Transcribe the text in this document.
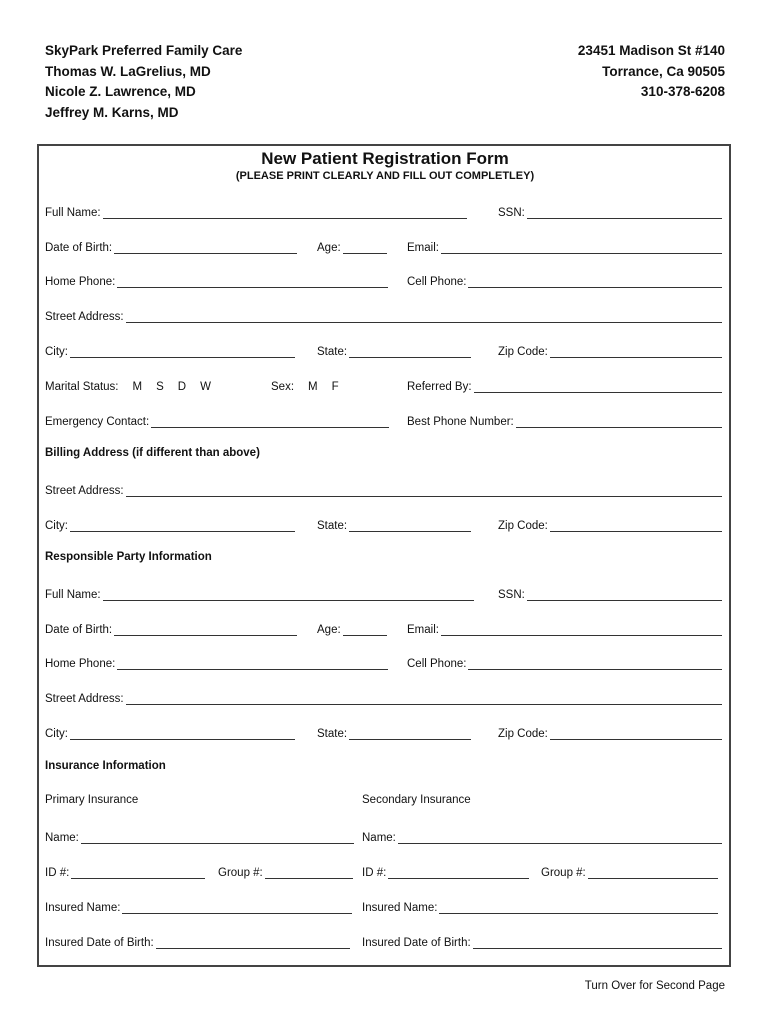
SkyPark Preferred Family Care
Thomas W. LaGrelius, MD
Nicole Z. Lawrence, MD
Jeffrey M. Karns, MD
23451 Madison St #140
Torrance, Ca 90505
310-378-6208
New Patient Registration Form
(PLEASE PRINT CLEARLY AND FILL OUT COMPLETLEY)
Full Name:	SSN:
Date of Birth:	Age:	Email:
Home Phone:	Cell Phone:
Street Address:
City:	State:	Zip Code:
Marital Status: M S D W	Sex: M F	Referred By:
Emergency Contact:	Best Phone Number:
Billing Address (if different than above)
Street Address:
City:	State:	Zip Code:
Responsible Party Information
Full Name:	SSN:
Date of Birth:	Age:	Email:
Home Phone:	Cell Phone:
Street Address:
City:	State:	Zip Code:
Insurance Information
Primary Insurance	Secondary Insurance
Name:	Name:
ID #:	Group #:	ID #:	Group #:
Insured Name:	Insured Name:
Insured Date of Birth:	Insured Date of Birth:
Turn Over for Second Page
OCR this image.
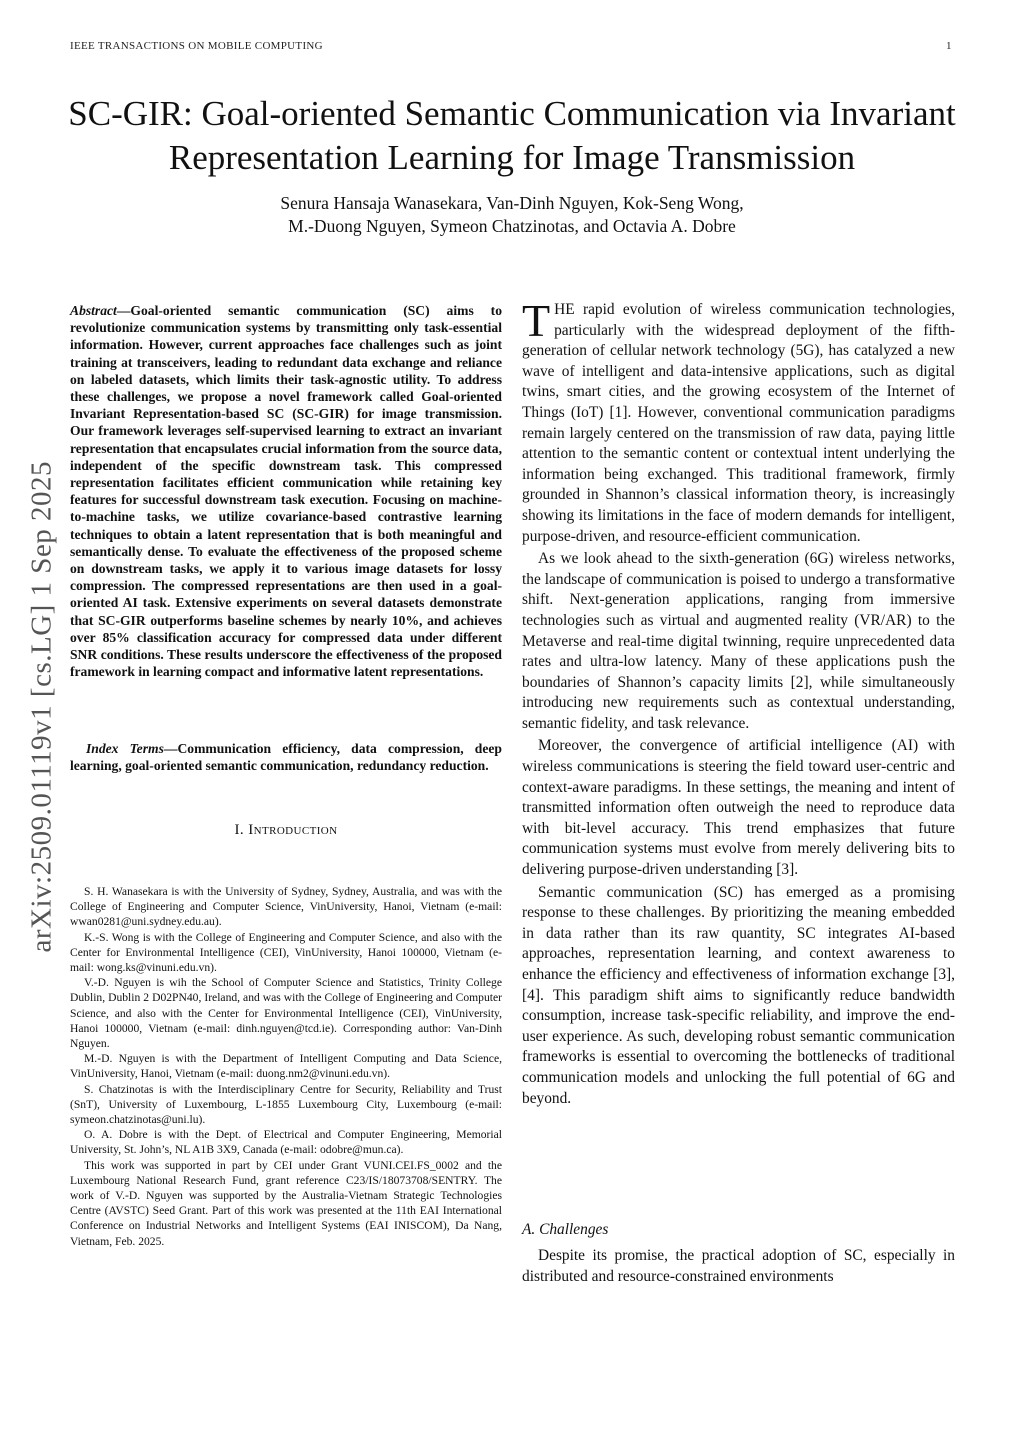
IEEE TRANSACTIONS ON MOBILE COMPUTING	1
arXiv:2509.01119v1 [cs.LG] 1 Sep 2025
SC-GIR: Goal-oriented Semantic Communication via Invariant
Representation Learning for Image Transmission
Senura Hansaja Wanasekara, Van-Dinh Nguyen, Kok-Seng Wong,
M.-Duong Nguyen, Symeon Chatzinotas, and Octavia A. Dobre
Abstract—Goal-oriented semantic communication (SC) aims to revolutionize communication systems by transmitting only task-essential information. However, current approaches face challenges such as joint training at transceivers, leading to redundant data exchange and reliance on labeled datasets, which limits their task-agnostic utility. To address these challenges, we propose a novel framework called Goal-oriented Invariant Representation-based SC (SC-GIR) for image transmission. Our framework leverages self-supervised learning to extract an invariant representation that encapsulates crucial information from the source data, independent of the specific downstream task. This compressed representation facilitates efficient communication while retaining key features for successful downstream task execution. Focusing on machine-to-machine tasks, we utilize covariance-based contrastive learning techniques to obtain a latent representation that is both meaningful and semantically dense. To evaluate the effectiveness of the proposed scheme on downstream tasks, we apply it to various image datasets for lossy compression. The compressed representations are then used in a goal-oriented AI task. Extensive experiments on several datasets demonstrate that SC-GIR outperforms baseline schemes by nearly 10%, and achieves over 85% classification accuracy for compressed data under different SNR conditions. These results underscore the effectiveness of the proposed framework in learning compact and informative latent representations.
Index Terms—Communication efficiency, data compression, deep learning, goal-oriented semantic communication, redundancy reduction.
I. Introduction

S. H. Wanasekara is with the University of Sydney, Sydney, Australia, and was with the College of Engineering and Computer Science, VinUniversity, Hanoi, Vietnam (e-mail: wwan0281@uni.sydney.edu.au).

K.-S. Wong is with the College of Engineering and Computer Science, and also with the Center for Environmental Intelligence (CEI), VinUniversity, Hanoi 100000, Vietnam (e-mail: wong.ks@vinuni.edu.vn).

V.-D. Nguyen is wih the School of Computer Science and Statistics, Trinity College Dublin, Dublin 2 D02PN40, Ireland, and was with the College of Engineering and Computer Science, and also with the Center for Environmental Intelligence (CEI), VinUniversity, Hanoi 100000, Vietnam (e-mail: dinh.nguyen@tcd.ie). Corresponding author: Van-Dinh Nguyen.

M.-D. Nguyen is with the Department of Intelligent Computing and Data Science, VinUniversity, Hanoi, Vietnam (e-mail: duong.nm2@vinuni.edu.vn).

S. Chatzinotas is with the Interdisciplinary Centre for Security, Reliability and Trust (SnT), University of Luxembourg, L-1855 Luxembourg City, Luxembourg (e-mail: symeon.chatzinotas@uni.lu).

O. A. Dobre is with the Dept. of Electrical and Computer Engineering, Memorial University, St. John’s, NL A1B 3X9, Canada (e-mail: odobre@mun.ca).

This work was supported in part by CEI under Grant VUNI.CEI.FS_0002 and the Luxembourg National Research Fund, grant reference C23/IS/18073708/SENTRY. The work of V.-D. Nguyen was supported by the Australia-Vietnam Strategic Technologies Centre (AVSTC) Seed Grant. Part of this work was presented at the 11th EAI International Conference on Industrial Networks and Intelligent Systems (EAI INISCOM), Da Nang, Vietnam, Feb. 2025.

THE rapid evolution of wireless communication technologies, particularly with the widespread deployment of the fifth-generation of cellular network technology (5G), has catalyzed a new wave of intelligent and data-intensive applications, such as digital twins, smart cities, and the growing ecosystem of the Internet of Things (IoT) [1]. However, conventional communication paradigms remain largely centered on the transmission of raw data, paying little attention to the semantic content or contextual intent underlying the information being exchanged. This traditional framework, firmly grounded in Shannon’s classical information theory, is increasingly showing its limitations in the face of modern demands for intelligent, purpose-driven, and resource-efficient communication.

As we look ahead to the sixth-generation (6G) wireless networks, the landscape of communication is poised to undergo a transformative shift. Next-generation applications, ranging from immersive technologies such as virtual and augmented reality (VR/AR) to the Metaverse and real-time digital twinning, require unprecedented data rates and ultra-low latency. Many of these applications push the boundaries of Shannon’s capacity limits [2], while simultaneously introducing new requirements such as contextual understanding, semantic fidelity, and task relevance.

Moreover, the convergence of artificial intelligence (AI) with wireless communications is steering the field toward user-centric and context-aware paradigms. In these settings, the meaning and intent of transmitted information often outweigh the need to reproduce data with bit-level accuracy. This trend emphasizes that future communication systems must evolve from merely delivering bits to delivering purpose-driven understanding [3].

Semantic communication (SC) has emerged as a promising response to these challenges. By prioritizing the meaning embedded in data rather than its raw quantity, SC integrates AI-based approaches, representation learning, and context awareness to enhance the efficiency and effectiveness of information exchange [3], [4]. This paradigm shift aims to significantly reduce bandwidth consumption, increase task-specific reliability, and improve the end-user experience. As such, developing robust semantic communication frameworks is essential to overcoming the bottlenecks of traditional communication models and unlocking the full potential of 6G and beyond.

A. Challenges

Despite its promise, the practical adoption of SC, especially in distributed and resource-constrained environments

+++++

## AIM OF THE TASK
Omit the pictures. Transcribe every record exactly.

## RESULT FOR THIS TASK
Transcribe the text in this document.
SkyPark Preferred Family Care
Thomas W. LaGrelius, MD
Nicole Z. Lawrence, MD
Jeffrey M. Karns, MD
23451 Madison St #140
Torrance, Ca 90505
310-378-6208
New Patient Registration Form
(PLEASE PRINT CLEARLY AND FILL OUT COMPLETLEY)
Full Name:	SSN:
Date of Birth:	Age:	Email:
Home Phone:	Cell Phone:
Street Address:
City:	State:	Zip Code:
Marital Status: M S D W	Sex: M F	Referred By:
Emergency Contact:	Best Phone Number:
Billing Address (if different than above)
Street Address:
City:	State:	Zip Code:
Responsible Party Information
Full Name:	SSN:
Date of Birth:	Age:	Email:
Home Phone:	Cell Phone:
Street Address:
City:	State:	Zip Code:
Insurance Information
Primary Insurance	Secondary Insurance
Name:	Name:
ID #:	Group #:	ID #:	Group #:
Insured Name:	Insured Name:
Insured Date of Birth:	Insured Date of Birth:
Turn Over for Second Page
OCR this image.
IEEE TRANSACTIONS ON MOBILE COMPUTING	1
arXiv:2509.01119v1 [cs.LG] 1 Sep 2025
SC-GIR: Goal-oriented Semantic Communication via Invariant
Representation Learning for Image Transmission
Senura Hansaja Wanasekara, Van-Dinh Nguyen, Kok-Seng Wong,
M.-Duong Nguyen, Symeon Chatzinotas, and Octavia A. Dobre
Abstract—Goal-oriented semantic communication (SC) aims to revolutionize communication systems by transmitting only task-essential information. However, current approaches face challenges such as joint training at transceivers, leading to redundant data exchange and reliance on labeled datasets, which limits their task-agnostic utility. To address these challenges, we propose a novel framework called Goal-oriented Invariant Representation-based SC (SC-GIR) for image transmission. Our framework leverages self-supervised learning to extract an invariant representation that encapsulates crucial information from the source data, independent of the specific downstream task. This compressed representation facilitates efficient communication while retaining key features for successful downstream task execution. Focusing on machine-to-machine tasks, we utilize covariance-based contrastive learning techniques to obtain a latent representation that is both meaningful and semantically dense. To evaluate the effectiveness of the proposed scheme on downstream tasks, we apply it to various image datasets for lossy compression. The compressed representations are then used in a goal-oriented AI task. Extensive experiments on several datasets demonstrate that SC-GIR outperforms baseline schemes by nearly 10%, and achieves over 85% classification accuracy for compressed data under different SNR conditions. These results underscore the effectiveness of the proposed framework in learning compact and informative latent representations.
Index Terms—Communication efficiency, data compression, deep learning, goal-oriented semantic communication, redundancy reduction.
I. Introduction

S. H. Wanasekara is with the University of Sydney, Sydney, Australia, and was with the College of Engineering and Computer Science, VinUniversity, Hanoi, Vietnam (e-mail: wwan0281@uni.sydney.edu.au).

K.-S. Wong is with the College of Engineering and Computer Science, and also with the Center for Environmental Intelligence (CEI), VinUniversity, Hanoi 100000, Vietnam (e-mail: wong.ks@vinuni.edu.vn).

V.-D. Nguyen is wih the School of Computer Science and Statistics, Trinity College Dublin, Dublin 2 D02PN40, Ireland, and was with the College of Engineering and Computer Science, and also with the Center for Environmental Intelligence (CEI), VinUniversity, Hanoi 100000, Vietnam (e-mail: dinh.nguyen@tcd.ie). Corresponding author: Van-Dinh Nguyen.

M.-D. Nguyen is with the Department of Intelligent Computing and Data Science, VinUniversity, Hanoi, Vietnam (e-mail: duong.nm2@vinuni.edu.vn).

S. Chatzinotas is with the Interdisciplinary Centre for Security, Reliability and Trust (SnT), University of Luxembourg, L-1855 Luxembourg City, Luxembourg (e-mail: symeon.chatzinotas@uni.lu).

O. A. Dobre is with the Dept. of Electrical and Computer Engineering, Memorial University, St. John’s, NL A1B 3X9, Canada (e-mail: odobre@mun.ca).

This work was supported in part by CEI under Grant VUNI.CEI.FS_0002 and the Luxembourg National Research Fund, grant reference C23/IS/18073708/SENTRY. The work of V.-D. Nguyen was supported by the Australia-Vietnam Strategic Technologies Centre (AVSTC) Seed Grant. Part of this work was presented at the 11th EAI International Conference on Industrial Networks and Intelligent Systems (EAI INISCOM), Da Nang, Vietnam, Feb. 2025.

THE rapid evolution of wireless communication technologies, particularly with the widespread deployment of the fifth-generation of cellular network technology (5G), has catalyzed a new wave of intelligent and data-intensive applications, such as digital twins, smart cities, and the growing ecosystem of the Internet of Things (IoT) [1]. However, conventional communication paradigms remain largely centered on the transmission of raw data, paying little attention to the semantic content or contextual intent underlying the information being exchanged. This traditional framework, firmly grounded in Shannon’s classical information theory, is increasingly showing its limitations in the face of modern demands for intelligent, purpose-driven, and resource-efficient communication.

As we look ahead to the sixth-generation (6G) wireless networks, the landscape of communication is poised to undergo a transformative shift. Next-generation applications, ranging from immersive technologies such as virtual and augmented reality (VR/AR) to the Metaverse and real-time digital twinning, require unprecedented data rates and ultra-low latency. Many of these applications push the boundaries of Shannon’s capacity limits [2], while simultaneously introducing new requirements such as contextual understanding, semantic fidelity, and task relevance.

Moreover, the convergence of artificial intelligence (AI) with wireless communications is steering the field toward user-centric and context-aware paradigms. In these settings, the meaning and intent of transmitted information often outweigh the need to reproduce data with bit-level accuracy. This trend emphasizes that future communication systems must evolve from merely delivering bits to delivering purpose-driven understanding [3].

Semantic communication (SC) has emerged as a promising response to these challenges. By prioritizing the meaning embedded in data rather than its raw quantity, SC integrates AI-based approaches, representation learning, and context awareness to enhance the efficiency and effectiveness of information exchange [3], [4]. This paradigm shift aims to significantly reduce bandwidth consumption, increase task-specific reliability, and improve the end-user experience. As such, developing robust semantic communication frameworks is essential to overcoming the bottlenecks of traditional communication models and unlocking the full potential of 6G and beyond.

A. Challenges

Despite its promise, the practical adoption of SC, especially in distributed and resource-constrained environments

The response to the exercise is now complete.